= What to produce =
Repeat each record below exactly as given.

= Information provided =
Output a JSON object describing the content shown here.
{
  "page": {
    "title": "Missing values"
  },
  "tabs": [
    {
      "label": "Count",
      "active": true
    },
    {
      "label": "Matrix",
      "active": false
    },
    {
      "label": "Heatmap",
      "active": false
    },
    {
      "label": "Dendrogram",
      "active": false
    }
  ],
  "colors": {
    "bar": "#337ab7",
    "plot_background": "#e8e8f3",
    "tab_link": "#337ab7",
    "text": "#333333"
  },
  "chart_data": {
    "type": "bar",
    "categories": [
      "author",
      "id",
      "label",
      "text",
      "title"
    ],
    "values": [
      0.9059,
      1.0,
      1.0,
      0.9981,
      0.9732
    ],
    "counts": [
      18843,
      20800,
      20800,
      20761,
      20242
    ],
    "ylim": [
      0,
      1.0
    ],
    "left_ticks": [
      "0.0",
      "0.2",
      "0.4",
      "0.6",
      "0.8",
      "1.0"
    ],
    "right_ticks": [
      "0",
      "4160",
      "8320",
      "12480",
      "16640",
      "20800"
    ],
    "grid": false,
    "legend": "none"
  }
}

= Task answer =
Output a JSON object describing the content shown here.
{
  "page": {
    "title": "Missing values"
  },
  "tabs": [
    {
      "label": "Count",
      "active": true
    },
    {
      "label": "Matrix",
      "active": false
    },
    {
      "label": "Heatmap",
      "active": false
    },
    {
      "label": "Dendrogram",
      "active": false
    }
  ],
  "colors": {
    "bar": "#337ab7",
    "plot_background": "#e8e8f3",
    "tab_link": "#337ab7",
    "text": "#333333"
  },
  "chart_data": {
    "type": "bar",
    "categories": [
      "author",
      "id",
      "label",
      "text",
      "title"
    ],
    "values": [
      0.9059,
      1.0,
      1.0,
      0.9981,
      0.9732
    ],
    "counts": [
      18843,
      20800,
      20800,
      20761,
      20242
    ],
    "ylim": [
      0,
      1.0
    ],
    "left_ticks": [
      "0.0",
      "0.2",
      "0.4",
      "0.6",
      "0.8",
      "1.0"
    ],
    "right_ticks": [
      "0",
      "4160",
      "8320",
      "12480",
      "16640",
      "20800"
    ],
    "grid": false,
    "legend": "none"
  }
}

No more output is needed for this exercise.